**Fragmento del texto:**
|---|
François Rabelais no estaba hecho para la vida monacal. Tras pasar los primeros años de su vida estudiando bajo la protección de la Iglesia, pronto comprendió que las restricciones religiosas no iban con su carácter, más dado a disfrutar de los placeres de la carne que de las frías estancias de los copistas. En 1528 decidió dejar los hábitos y estudiar Medicina, poco tiempo después contraía matrimonio y tenía dos hijos.
Su fama como estudioso y médico se extendió por Francia y dando clases en grandes universidades y recibiendo el apoyo de importantes nobles. Era un personaje de un gran prestigio… pero en el fondo de su corazón humanista, Rabelais disfrutaba con la sátira y el humor más arriesgado de época. De hecho, el autor francés comenzó a escribir una pequeña novela pensada para animar a sus pacientes: Pantagruel, basada en una conocida historia popular sobre el gigante Gargantúa.
Rabelais, para no arruinar su reputación, publicó este libro bajo seudónimo: Alcofribas Nasier -un anagrama de su propio nombre-, logrando un gran éxito. En él narra el nacimiento y primeras aventuras del hijo del gigante Gargantúa, cuando este contaba con 484 años de edad. Pantagruel no es un nombre al azar: era el de un pequeño demonio dedicado a echar sal en la boca de los borrachos dormidos para darles sed.
El libro se inicia con un prólogo del autor en el que ya anuncia sus intenciones, abriéndose con una dedicatoria: ¡Ilustres bebedores! que ya marca el tono de la narración. El olor del vino, sobre todo si es riente y saltante, es mucho más celestial que el del aceite. Esa es la idea: divertir a través de los numerosos excesos de todos los protagonistas.
|---|
**Entradas extraídas:**

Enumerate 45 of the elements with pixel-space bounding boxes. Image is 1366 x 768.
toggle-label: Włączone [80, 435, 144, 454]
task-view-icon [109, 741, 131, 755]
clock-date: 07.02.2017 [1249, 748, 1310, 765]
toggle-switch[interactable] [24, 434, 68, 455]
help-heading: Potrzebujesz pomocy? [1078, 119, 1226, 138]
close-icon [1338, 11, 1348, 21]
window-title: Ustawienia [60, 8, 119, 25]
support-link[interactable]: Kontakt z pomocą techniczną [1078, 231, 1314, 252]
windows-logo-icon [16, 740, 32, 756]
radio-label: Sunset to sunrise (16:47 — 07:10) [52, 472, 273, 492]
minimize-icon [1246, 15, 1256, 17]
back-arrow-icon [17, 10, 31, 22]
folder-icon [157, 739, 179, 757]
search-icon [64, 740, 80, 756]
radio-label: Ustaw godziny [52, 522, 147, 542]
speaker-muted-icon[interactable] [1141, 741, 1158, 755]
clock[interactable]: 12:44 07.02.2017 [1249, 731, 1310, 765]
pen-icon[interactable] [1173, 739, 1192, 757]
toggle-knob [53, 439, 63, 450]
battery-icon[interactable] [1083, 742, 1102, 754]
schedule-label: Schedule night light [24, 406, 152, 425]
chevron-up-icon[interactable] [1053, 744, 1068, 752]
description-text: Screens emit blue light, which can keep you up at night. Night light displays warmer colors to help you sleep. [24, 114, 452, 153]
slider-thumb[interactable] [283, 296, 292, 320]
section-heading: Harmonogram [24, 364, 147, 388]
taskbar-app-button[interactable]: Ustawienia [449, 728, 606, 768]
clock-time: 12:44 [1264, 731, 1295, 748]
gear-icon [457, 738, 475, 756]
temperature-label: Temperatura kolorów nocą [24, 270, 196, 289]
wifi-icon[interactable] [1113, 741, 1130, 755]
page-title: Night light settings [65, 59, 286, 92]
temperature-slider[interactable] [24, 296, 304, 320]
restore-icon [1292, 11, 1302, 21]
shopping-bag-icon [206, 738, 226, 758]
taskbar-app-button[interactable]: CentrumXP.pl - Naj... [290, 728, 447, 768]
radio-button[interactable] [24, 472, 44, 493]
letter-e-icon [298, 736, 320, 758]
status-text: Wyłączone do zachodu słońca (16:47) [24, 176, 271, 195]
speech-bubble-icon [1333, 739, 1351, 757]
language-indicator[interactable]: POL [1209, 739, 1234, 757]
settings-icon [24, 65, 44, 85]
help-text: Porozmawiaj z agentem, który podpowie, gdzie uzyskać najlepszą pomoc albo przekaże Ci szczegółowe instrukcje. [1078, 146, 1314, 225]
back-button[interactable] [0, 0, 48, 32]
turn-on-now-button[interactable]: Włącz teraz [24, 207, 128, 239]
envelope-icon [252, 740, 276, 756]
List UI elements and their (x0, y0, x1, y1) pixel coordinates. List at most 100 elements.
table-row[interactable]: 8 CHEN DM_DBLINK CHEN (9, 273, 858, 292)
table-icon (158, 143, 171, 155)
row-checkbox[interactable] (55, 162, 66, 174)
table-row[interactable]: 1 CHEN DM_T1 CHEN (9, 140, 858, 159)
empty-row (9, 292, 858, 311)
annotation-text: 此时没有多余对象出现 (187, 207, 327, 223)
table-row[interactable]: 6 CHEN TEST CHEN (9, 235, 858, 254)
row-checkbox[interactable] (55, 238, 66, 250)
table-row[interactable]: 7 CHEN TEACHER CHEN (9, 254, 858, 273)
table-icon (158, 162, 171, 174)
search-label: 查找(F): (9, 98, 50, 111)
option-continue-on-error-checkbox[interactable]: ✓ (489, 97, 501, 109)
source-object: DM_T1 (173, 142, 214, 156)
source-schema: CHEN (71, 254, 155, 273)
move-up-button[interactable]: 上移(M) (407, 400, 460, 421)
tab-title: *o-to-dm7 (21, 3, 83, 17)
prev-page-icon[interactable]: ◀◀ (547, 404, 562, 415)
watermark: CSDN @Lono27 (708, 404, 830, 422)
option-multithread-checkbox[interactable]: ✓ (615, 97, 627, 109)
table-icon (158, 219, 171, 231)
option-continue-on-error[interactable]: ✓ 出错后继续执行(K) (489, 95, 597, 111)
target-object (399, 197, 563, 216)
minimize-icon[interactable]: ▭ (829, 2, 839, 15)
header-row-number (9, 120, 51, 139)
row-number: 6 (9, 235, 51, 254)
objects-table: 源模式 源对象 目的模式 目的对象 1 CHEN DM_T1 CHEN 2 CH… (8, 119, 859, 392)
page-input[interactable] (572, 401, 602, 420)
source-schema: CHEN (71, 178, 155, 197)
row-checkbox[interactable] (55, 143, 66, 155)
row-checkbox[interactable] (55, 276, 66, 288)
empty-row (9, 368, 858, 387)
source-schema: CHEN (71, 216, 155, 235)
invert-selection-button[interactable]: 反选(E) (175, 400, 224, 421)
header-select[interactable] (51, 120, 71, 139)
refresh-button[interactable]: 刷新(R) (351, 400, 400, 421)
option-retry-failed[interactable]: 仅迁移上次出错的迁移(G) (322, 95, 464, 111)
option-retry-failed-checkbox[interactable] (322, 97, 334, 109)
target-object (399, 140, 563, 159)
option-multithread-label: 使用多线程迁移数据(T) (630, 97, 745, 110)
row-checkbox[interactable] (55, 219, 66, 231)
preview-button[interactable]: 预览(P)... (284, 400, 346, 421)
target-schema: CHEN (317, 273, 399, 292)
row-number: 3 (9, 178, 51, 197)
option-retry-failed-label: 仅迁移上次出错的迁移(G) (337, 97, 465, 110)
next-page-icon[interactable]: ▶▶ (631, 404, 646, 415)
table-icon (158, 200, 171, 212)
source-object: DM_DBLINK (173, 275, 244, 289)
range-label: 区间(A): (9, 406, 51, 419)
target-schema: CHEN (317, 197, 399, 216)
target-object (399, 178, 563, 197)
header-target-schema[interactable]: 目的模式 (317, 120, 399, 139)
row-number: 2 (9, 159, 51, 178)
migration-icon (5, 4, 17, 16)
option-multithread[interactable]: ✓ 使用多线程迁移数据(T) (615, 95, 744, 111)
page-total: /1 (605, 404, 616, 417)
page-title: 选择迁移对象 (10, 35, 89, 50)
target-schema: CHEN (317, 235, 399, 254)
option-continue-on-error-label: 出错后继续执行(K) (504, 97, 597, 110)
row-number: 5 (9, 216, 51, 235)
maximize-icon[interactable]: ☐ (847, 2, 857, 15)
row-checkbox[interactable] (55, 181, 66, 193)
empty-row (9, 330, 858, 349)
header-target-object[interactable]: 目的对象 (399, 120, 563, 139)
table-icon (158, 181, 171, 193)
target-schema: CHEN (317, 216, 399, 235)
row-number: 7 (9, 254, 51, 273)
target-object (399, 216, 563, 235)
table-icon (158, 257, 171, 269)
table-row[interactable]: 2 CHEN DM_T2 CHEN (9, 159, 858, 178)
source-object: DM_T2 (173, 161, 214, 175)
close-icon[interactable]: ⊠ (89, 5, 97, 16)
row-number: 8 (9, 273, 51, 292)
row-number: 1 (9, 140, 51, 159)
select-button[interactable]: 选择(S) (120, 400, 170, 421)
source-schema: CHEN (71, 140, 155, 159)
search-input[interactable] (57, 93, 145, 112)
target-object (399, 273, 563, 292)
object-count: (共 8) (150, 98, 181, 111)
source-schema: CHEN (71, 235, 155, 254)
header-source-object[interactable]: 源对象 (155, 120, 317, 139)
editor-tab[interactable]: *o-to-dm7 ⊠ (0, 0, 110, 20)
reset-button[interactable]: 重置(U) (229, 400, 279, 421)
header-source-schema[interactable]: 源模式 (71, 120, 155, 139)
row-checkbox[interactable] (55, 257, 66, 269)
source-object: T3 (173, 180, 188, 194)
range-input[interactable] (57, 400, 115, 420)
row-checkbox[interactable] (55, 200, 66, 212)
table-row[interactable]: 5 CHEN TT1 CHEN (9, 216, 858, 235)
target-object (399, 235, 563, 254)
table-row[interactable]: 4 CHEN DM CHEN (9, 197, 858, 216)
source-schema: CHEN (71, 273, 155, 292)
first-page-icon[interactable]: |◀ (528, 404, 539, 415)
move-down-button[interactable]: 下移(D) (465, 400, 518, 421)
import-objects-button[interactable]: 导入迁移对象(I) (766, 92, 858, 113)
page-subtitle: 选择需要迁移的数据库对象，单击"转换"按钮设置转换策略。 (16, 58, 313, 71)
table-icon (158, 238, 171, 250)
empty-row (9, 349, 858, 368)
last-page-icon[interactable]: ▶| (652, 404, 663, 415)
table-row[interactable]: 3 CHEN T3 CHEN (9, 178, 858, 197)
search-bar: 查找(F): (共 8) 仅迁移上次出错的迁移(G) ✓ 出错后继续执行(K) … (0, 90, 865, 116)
|---|
**Lo que se pide:**
1: Según el texto sobre Rabelais, ¿en qué año decidió dejar los hábitos?
2: Copia del texto sobre Rabelais el fragmento que empieza con "Rabelais, para no" y sigue hasta "para darles sed.", pero cambia "demonio" por "diablo".
3: Resume en pocas líneas el párrafo del texto sobre Rabelais que comienza con "El libro se inicia" sin perder sus datos principales.
Las entradas no tienen relación con el texto sobre Rabelais.

**Respuestas:**
1: En 1528.

2:
Rabelais, para no arruinar su reputación, publicó este libro bajo seudónimo: Alcofribas Nasier -un anagrama de su propio nombre-, logrando un gran éxito. En él narra el nacimiento y primeras aventuras del hijo del gigante Gargantúa, cuando este contaba con 484 años de edad. Pantagruel no es un nombre al azar: era el de un pequeño diablo dedicado a echar sal en la boca de los borrachos dormidos para darles sed.

3: El libro arranca con un prólogo del autor que anuncia sus intenciones y se abre con la dedicatoria "¡Ilustres bebedores!", que marca el tono. Afirma que el olor del vino es más celestial que el del aceite, y su propósito es divertir con los numerosos excesos de los protagonistas.